## start Items

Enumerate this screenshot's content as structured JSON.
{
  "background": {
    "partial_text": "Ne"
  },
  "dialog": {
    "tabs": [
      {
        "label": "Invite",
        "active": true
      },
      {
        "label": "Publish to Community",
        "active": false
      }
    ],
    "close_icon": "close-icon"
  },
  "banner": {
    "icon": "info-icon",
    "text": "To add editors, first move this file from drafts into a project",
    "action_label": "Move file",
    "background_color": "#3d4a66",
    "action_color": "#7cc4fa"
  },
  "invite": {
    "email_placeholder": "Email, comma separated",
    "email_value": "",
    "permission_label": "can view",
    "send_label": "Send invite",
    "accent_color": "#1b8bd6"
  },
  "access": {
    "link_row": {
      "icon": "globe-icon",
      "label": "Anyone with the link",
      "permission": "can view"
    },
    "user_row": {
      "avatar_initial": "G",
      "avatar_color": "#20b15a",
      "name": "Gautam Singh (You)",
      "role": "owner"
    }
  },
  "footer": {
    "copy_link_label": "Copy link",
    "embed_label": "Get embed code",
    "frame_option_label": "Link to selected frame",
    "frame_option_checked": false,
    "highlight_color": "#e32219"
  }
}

## end Items

What this task involves → Return all lines with the word "icon" in them.

Answer to this task →
    "close_icon": "close-icon"
    "icon": "info-icon",
      "icon": "globe-icon",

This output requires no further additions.